BRIEF — Take the data below and repeat it exactly.
"""
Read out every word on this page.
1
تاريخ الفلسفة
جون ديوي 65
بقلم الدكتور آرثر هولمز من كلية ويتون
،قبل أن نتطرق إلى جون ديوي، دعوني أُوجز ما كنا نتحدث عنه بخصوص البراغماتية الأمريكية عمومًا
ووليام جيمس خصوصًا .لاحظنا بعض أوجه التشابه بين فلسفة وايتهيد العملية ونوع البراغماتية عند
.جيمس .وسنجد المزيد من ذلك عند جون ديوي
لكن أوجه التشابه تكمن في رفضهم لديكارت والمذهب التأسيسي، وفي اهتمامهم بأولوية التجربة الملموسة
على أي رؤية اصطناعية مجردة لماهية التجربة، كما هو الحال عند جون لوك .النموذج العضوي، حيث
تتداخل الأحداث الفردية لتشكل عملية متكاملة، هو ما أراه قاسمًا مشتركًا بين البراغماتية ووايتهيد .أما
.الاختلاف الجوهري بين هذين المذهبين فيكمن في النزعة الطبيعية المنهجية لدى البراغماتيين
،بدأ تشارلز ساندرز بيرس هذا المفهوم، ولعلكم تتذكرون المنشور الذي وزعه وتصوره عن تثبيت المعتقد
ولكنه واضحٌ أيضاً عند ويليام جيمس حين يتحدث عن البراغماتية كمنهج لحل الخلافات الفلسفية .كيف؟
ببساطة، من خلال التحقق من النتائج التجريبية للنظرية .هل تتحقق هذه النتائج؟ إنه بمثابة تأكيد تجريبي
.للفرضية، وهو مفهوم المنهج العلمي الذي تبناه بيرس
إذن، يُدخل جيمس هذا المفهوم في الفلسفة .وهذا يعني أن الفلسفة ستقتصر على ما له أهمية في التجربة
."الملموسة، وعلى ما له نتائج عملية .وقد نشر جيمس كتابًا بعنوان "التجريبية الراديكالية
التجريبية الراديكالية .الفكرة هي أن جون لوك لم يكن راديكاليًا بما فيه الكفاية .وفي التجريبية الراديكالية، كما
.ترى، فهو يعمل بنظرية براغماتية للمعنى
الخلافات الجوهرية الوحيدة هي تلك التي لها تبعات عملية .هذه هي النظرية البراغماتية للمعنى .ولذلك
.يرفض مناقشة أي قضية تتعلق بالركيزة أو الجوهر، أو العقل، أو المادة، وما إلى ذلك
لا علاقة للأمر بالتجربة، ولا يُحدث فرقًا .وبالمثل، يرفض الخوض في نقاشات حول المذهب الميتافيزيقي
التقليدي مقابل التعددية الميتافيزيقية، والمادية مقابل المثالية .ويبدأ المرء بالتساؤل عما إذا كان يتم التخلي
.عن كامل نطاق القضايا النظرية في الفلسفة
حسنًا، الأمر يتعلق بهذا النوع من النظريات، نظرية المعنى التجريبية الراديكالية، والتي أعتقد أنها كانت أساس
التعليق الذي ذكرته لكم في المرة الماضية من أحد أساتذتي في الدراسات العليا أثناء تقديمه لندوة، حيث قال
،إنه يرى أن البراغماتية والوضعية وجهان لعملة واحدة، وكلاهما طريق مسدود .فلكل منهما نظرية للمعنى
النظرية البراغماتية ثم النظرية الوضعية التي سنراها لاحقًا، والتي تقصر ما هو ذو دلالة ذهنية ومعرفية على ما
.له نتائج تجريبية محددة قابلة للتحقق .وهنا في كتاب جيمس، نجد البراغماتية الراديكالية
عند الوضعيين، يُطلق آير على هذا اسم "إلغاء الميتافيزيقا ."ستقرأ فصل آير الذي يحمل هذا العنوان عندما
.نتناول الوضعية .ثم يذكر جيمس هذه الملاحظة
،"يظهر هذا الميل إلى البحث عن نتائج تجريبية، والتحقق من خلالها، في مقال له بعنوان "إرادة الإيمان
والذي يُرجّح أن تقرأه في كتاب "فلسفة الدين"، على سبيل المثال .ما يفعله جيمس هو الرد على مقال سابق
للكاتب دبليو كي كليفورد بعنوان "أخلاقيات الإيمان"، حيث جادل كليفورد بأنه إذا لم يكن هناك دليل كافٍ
"""
THE REPLY —
Read out every word on this page.
1
تاريخ الفلسفة
جون ديوي 65
بقلم الدكتور آرثر هولمز من كلية ويتون
،قبل أن نتطرق إلى جون ديوي، دعوني أُوجز ما كنا نتحدث عنه بخصوص البراغماتية الأمريكية عمومًا
ووليام جيمس خصوصًا .لاحظنا بعض أوجه التشابه بين فلسفة وايتهيد العملية ونوع البراغماتية عند
.جيمس .وسنجد المزيد من ذلك عند جون ديوي
لكن أوجه التشابه تكمن في رفضهم لديكارت والمذهب التأسيسي، وفي اهتمامهم بأولوية التجربة الملموسة
على أي رؤية اصطناعية مجردة لماهية التجربة، كما هو الحال عند جون لوك .النموذج العضوي، حيث
تتداخل الأحداث الفردية لتشكل عملية متكاملة، هو ما أراه قاسمًا مشتركًا بين البراغماتية ووايتهيد .أما
.الاختلاف الجوهري بين هذين المذهبين فيكمن في النزعة الطبيعية المنهجية لدى البراغماتيين
،بدأ تشارلز ساندرز بيرس هذا المفهوم، ولعلكم تتذكرون المنشور الذي وزعه وتصوره عن تثبيت المعتقد
ولكنه واضحٌ أيضاً عند ويليام جيمس حين يتحدث عن البراغماتية كمنهج لحل الخلافات الفلسفية .كيف؟
ببساطة، من خلال التحقق من النتائج التجريبية للنظرية .هل تتحقق هذه النتائج؟ إنه بمثابة تأكيد تجريبي
.للفرضية، وهو مفهوم المنهج العلمي الذي تبناه بيرس
إذن، يُدخل جيمس هذا المفهوم في الفلسفة .وهذا يعني أن الفلسفة ستقتصر على ما له أهمية في التجربة
."الملموسة، وعلى ما له نتائج عملية .وقد نشر جيمس كتابًا بعنوان "التجريبية الراديكالية
التجريبية الراديكالية .الفكرة هي أن جون لوك لم يكن راديكاليًا بما فيه الكفاية .وفي التجريبية الراديكالية، كما
.ترى، فهو يعمل بنظرية براغماتية للمعنى
الخلافات الجوهرية الوحيدة هي تلك التي لها تبعات عملية .هذه هي النظرية البراغماتية للمعنى .ولذلك
.يرفض مناقشة أي قضية تتعلق بالركيزة أو الجوهر، أو العقل، أو المادة، وما إلى ذلك
لا علاقة للأمر بالتجربة، ولا يُحدث فرقًا .وبالمثل، يرفض الخوض في نقاشات حول المذهب الميتافيزيقي
التقليدي مقابل التعددية الميتافيزيقية، والمادية مقابل المثالية .ويبدأ المرء بالتساؤل عما إذا كان يتم التخلي
.عن كامل نطاق القضايا النظرية في الفلسفة
حسنًا، الأمر يتعلق بهذا النوع من النظريات، نظرية المعنى التجريبية الراديكالية، والتي أعتقد أنها كانت أساس
التعليق الذي ذكرته لكم في المرة الماضية من أحد أساتذتي في الدراسات العليا أثناء تقديمه لندوة، حيث قال
،إنه يرى أن البراغماتية والوضعية وجهان لعملة واحدة، وكلاهما طريق مسدود .فلكل منهما نظرية للمعنى
النظرية البراغماتية ثم النظرية الوضعية التي سنراها لاحقًا، والتي تقصر ما هو ذو دلالة ذهنية ومعرفية على ما
.له نتائج تجريبية محددة قابلة للتحقق .وهنا في كتاب جيمس، نجد البراغماتية الراديكالية
عند الوضعيين، يُطلق آير على هذا اسم "إلغاء الميتافيزيقا ."ستقرأ فصل آير الذي يحمل هذا العنوان عندما
.نتناول الوضعية .ثم يذكر جيمس هذه الملاحظة
،"يظهر هذا الميل إلى البحث عن نتائج تجريبية، والتحقق من خلالها، في مقال له بعنوان "إرادة الإيمان
والذي يُرجّح أن تقرأه في كتاب "فلسفة الدين"، على سبيل المثال .ما يفعله جيمس هو الرد على مقال سابق
للكاتب دبليو كي كليفورد بعنوان "أخلاقيات الإيمان"، حيث جادل كليفورد بأنه إذا لم يكن هناك دليل كافٍ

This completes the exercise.